-- begin --
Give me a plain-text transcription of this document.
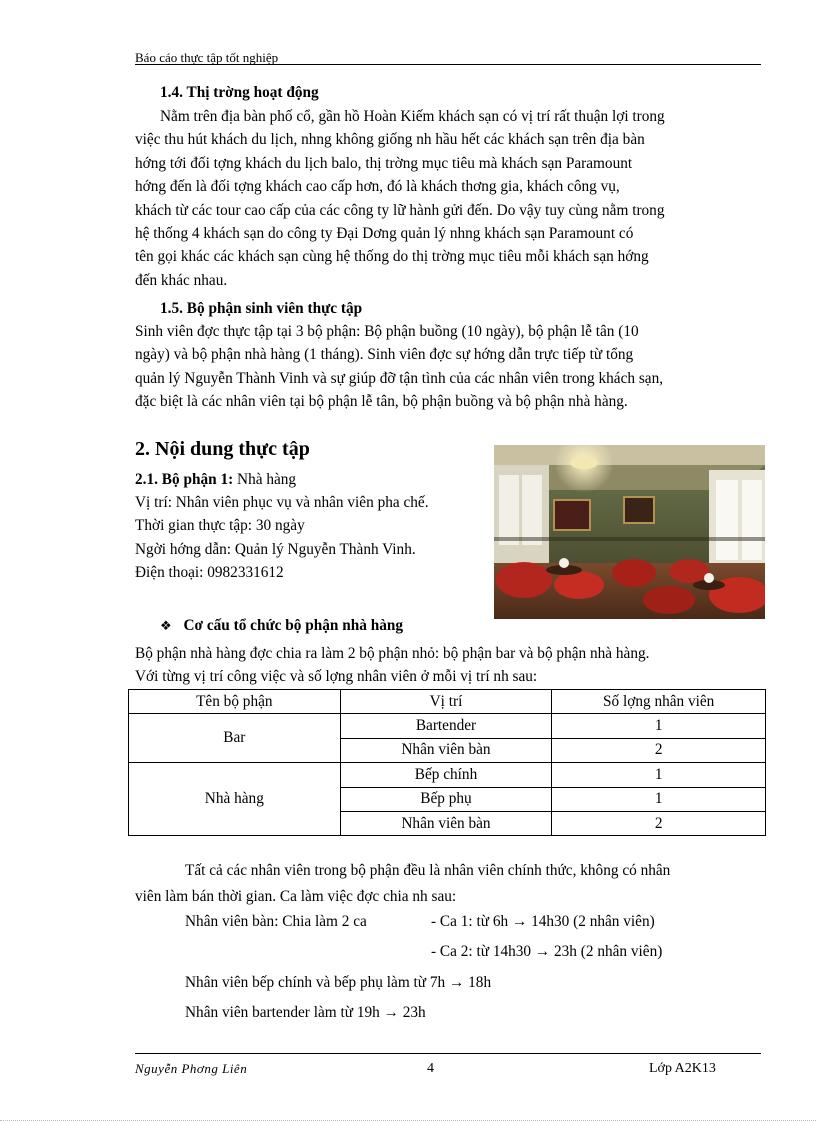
Báo cáo thực tập tốt nghiệp
1.4. Thị trờng hoạt động
Nằm trên địa bàn phố cổ, gần hồ Hoàn Kiếm khách sạn có vị trí rất thuận lợi trong
việc thu hút khách du lịch, nhng không giống nh hầu hết các khách sạn trên địa bàn
hớng tới đối tợng khách du lịch balo, thị trờng mục tiêu mà khách sạn Paramount
hớng đến là đối tợng khách cao cấp hơn, đó là khách thơng gia, khách công vụ,
khách từ các tour cao cấp của các công ty lữ hành gửi đến. Do vậy tuy cùng nằm trong
hệ thống 4 khách sạn do công ty Đại Dơng quản lý nhng khách sạn Paramount có
tên gọi khác các khách sạn cùng hệ thống do thị trờng mục tiêu mỗi khách sạn hớng
đến khác nhau.
1.5. Bộ phận sinh viên thực tập
Sinh viên đợc thực tập tại 3 bộ phận: Bộ phận buồng (10 ngày), bộ phận lễ tân (10
ngày) và bộ phận nhà hàng (1 tháng). Sinh viên đợc sự hớng dẫn trực tiếp từ tổng
quản lý Nguyễn Thành Vinh và sự giúp đỡ tận tình của các nhân viên trong khách sạn,
đặc biệt là các nhân viên tại bộ phận lễ tân, bộ phận buồng và bộ phận nhà hàng.
2. Nội dung thực tập
2.1. Bộ phận 1: Nhà hàng
Vị trí: Nhân viên phục vụ và nhân viên pha chế.
Thời gian thực tập: 30 ngày
Ngời hớng dẫn: Quản lý Nguyễn Thành Vinh.
Điện thoại: 0982331612
❖ Cơ cấu tổ chức bộ phận nhà hàng
Bộ phận nhà hàng đợc chia ra làm 2 bộ phận nhỏ: bộ phận bar và bộ phận nhà hàng.
Với từng vị trí công việc và số lợng nhân viên ở mỗi vị trí nh sau:
Tên bộ phận	Vị trí	Số lợng nhân viên
Bar	Bartender	1
	Nhân viên bàn	2
Nhà hàng	Bếp chính	1
	Bếp phụ	1
	Nhân viên bàn	2
Tất cả các nhân viên trong bộ phận đều là nhân viên chính thức, không có nhân
viên làm bán thời gian. Ca làm việc đợc chia nh sau:
Nhân viên bàn: Chia làm 2 ca	- Ca 1: từ 6h → 14h30 (2 nhân viên)
- Ca 2: từ 14h30 → 23h (2 nhân viên)
Nhân viên bếp chính và bếp phụ làm từ 7h → 18h
Nhân viên bartender làm từ 19h → 23h
Nguyễn Phơng Liên	4	Lớp A2K13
-- end --
**What is required:**
Among the entries above, identify all lines with "thống" and copy them.

**Answer below:**
hệ thống 4 khách sạn do công ty Đại Dơng quản lý nhng khách sạn Paramount có
tên gọi khác các khách sạn cùng hệ thống do thị trờng mục tiêu mỗi khách sạn hớng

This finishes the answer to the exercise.